Items:
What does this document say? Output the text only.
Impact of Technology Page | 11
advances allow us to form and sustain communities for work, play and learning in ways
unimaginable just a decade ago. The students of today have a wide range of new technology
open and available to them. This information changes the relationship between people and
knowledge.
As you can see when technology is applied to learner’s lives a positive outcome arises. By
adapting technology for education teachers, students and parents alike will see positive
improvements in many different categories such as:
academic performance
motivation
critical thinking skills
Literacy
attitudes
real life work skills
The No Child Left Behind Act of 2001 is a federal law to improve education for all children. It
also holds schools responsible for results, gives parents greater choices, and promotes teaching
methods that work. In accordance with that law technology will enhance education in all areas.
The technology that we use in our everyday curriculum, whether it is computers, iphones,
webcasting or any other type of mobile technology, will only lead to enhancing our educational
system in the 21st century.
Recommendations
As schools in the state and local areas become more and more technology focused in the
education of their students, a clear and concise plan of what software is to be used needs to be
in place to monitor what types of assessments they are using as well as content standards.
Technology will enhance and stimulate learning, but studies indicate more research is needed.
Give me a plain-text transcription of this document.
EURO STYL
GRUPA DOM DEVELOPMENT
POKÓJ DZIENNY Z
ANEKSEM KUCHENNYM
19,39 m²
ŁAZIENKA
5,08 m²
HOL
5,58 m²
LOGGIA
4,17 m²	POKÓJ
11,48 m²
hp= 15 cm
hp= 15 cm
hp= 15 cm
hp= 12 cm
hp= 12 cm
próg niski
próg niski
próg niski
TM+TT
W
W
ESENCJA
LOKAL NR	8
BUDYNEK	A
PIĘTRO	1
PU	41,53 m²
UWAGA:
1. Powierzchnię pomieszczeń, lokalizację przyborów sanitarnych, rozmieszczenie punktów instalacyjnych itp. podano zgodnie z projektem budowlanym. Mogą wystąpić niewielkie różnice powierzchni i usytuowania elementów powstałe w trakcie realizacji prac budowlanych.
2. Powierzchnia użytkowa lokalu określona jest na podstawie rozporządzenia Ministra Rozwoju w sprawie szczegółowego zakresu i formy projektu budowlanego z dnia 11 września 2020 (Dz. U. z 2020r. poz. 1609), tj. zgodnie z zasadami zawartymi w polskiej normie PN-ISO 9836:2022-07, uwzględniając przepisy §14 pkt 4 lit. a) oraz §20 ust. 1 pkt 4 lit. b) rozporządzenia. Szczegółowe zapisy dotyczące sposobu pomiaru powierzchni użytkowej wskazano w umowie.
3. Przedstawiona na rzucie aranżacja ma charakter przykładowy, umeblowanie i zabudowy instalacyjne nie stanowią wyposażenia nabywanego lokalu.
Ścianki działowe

Problem description:
Extract from the data every line where "zgodnie" shows up.

The result:
1. Powierzchnię pomieszczeń, lokalizację przyborów sanitarnych, rozmieszczenie punktów instalacyjnych itp. podano zgodnie z projektem budowlanym. Mogą wystąpić niewielkie różnice powierzchni i usytuowania elementów powstałe w trakcie realizacji prac budowlanych.
2. Powierzchnia użytkowa lokalu określona jest na podstawie rozporządzenia Ministra Rozwoju w sprawie szczegółowego zakresu i formy projektu budowlanego z dnia 11 września 2020 (Dz. U. z 2020r. poz. 1609), tj. zgodnie z zasadami zawartymi w polskiej normie PN-ISO 9836:2022-07, uwzględniając przepisy §14 pkt 4 lit. a) oraz §20 ust. 1 pkt 4 lit. b) rozporządzenia. Szczegółowe zapisy dotyczące sposobu pomiaru powierzchni użytkowej wskazano w umowie.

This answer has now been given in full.